→ What you are asked to do
Read the listing below and copy out every line that holds "into".

→ Given data

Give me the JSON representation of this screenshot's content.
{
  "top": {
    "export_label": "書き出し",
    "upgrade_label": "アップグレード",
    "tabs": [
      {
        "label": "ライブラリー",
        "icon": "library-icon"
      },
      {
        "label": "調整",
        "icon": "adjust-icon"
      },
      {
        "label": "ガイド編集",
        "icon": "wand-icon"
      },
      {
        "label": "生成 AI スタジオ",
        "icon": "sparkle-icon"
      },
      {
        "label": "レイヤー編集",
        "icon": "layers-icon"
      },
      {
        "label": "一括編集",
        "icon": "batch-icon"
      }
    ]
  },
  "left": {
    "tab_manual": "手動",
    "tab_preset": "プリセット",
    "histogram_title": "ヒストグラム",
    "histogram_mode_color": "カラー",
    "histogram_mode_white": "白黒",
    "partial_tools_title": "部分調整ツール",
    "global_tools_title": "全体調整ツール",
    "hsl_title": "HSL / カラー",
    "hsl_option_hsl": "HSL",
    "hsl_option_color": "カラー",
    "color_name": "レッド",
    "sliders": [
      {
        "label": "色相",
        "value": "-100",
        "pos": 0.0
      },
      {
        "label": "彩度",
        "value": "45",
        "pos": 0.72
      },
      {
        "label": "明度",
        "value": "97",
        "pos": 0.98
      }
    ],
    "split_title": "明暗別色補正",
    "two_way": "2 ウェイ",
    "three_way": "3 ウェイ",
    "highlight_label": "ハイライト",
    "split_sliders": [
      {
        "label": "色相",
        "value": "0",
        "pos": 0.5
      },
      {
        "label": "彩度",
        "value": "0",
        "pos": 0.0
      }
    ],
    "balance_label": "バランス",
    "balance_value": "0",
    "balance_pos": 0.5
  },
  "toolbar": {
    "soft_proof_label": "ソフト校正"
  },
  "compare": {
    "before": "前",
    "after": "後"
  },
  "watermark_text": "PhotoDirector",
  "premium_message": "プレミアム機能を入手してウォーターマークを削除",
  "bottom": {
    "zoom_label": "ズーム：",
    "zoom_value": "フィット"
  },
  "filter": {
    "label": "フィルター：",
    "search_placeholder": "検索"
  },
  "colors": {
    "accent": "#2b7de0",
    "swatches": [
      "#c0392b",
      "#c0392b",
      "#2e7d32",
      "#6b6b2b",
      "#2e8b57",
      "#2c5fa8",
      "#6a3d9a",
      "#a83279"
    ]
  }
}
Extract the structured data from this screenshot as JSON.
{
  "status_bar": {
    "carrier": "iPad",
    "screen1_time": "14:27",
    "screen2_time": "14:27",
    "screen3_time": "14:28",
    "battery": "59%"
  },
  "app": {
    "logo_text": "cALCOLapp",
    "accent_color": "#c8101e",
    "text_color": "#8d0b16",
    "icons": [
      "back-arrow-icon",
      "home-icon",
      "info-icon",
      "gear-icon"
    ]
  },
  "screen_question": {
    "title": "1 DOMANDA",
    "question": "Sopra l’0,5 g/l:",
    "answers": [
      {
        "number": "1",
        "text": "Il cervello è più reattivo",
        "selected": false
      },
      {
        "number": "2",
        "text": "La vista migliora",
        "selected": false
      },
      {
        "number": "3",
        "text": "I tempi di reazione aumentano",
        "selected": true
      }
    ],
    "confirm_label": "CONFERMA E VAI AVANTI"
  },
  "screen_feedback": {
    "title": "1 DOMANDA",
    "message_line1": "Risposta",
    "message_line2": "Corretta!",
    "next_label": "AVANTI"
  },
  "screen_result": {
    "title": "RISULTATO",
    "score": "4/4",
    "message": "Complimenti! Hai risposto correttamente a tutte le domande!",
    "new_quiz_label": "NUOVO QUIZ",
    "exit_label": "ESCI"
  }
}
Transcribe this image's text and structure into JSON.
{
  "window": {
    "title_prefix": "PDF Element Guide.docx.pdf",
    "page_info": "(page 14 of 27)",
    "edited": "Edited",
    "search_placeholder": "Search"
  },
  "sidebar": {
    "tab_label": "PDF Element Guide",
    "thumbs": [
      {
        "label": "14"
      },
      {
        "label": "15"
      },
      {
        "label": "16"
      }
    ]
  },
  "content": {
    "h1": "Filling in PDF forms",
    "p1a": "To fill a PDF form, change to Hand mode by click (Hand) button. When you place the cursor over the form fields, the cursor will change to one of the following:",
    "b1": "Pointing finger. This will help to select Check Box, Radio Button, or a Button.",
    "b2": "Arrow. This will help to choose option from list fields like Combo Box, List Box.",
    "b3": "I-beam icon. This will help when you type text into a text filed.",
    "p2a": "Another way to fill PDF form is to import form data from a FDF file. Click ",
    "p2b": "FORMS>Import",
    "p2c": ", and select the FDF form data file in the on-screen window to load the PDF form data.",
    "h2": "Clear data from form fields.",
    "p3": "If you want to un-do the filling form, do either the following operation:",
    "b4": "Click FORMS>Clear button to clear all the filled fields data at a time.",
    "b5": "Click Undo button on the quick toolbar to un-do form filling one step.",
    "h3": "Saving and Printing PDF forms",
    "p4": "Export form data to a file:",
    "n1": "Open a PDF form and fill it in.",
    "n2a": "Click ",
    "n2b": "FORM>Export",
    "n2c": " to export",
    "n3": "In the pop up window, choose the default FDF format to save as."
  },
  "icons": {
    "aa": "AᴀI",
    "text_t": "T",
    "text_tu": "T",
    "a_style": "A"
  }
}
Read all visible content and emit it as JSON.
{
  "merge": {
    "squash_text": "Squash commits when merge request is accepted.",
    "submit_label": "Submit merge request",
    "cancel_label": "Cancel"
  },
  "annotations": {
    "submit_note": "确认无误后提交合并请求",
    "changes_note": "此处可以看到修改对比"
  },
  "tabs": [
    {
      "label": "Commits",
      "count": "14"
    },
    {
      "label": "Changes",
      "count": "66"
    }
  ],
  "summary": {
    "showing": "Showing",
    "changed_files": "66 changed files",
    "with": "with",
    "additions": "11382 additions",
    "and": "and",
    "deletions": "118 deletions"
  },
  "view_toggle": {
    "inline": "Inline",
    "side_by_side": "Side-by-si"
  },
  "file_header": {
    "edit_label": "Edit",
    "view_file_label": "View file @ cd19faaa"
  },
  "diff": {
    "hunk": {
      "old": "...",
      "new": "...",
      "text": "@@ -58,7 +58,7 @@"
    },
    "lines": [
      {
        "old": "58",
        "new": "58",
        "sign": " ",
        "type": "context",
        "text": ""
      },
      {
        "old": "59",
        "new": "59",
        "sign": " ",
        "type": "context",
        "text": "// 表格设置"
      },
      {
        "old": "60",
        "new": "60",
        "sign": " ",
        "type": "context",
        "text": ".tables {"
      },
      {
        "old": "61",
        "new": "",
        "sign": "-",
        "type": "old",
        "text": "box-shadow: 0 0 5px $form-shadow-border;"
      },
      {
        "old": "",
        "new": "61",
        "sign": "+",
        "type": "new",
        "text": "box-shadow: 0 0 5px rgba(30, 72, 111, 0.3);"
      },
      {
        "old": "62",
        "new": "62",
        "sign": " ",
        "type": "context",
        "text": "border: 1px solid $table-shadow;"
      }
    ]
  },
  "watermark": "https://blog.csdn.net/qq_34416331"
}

→ Task response
Transcribe this image's text and structure into JSON.
    "b3": "I-beam icon. This will help when you type text into a text filed.",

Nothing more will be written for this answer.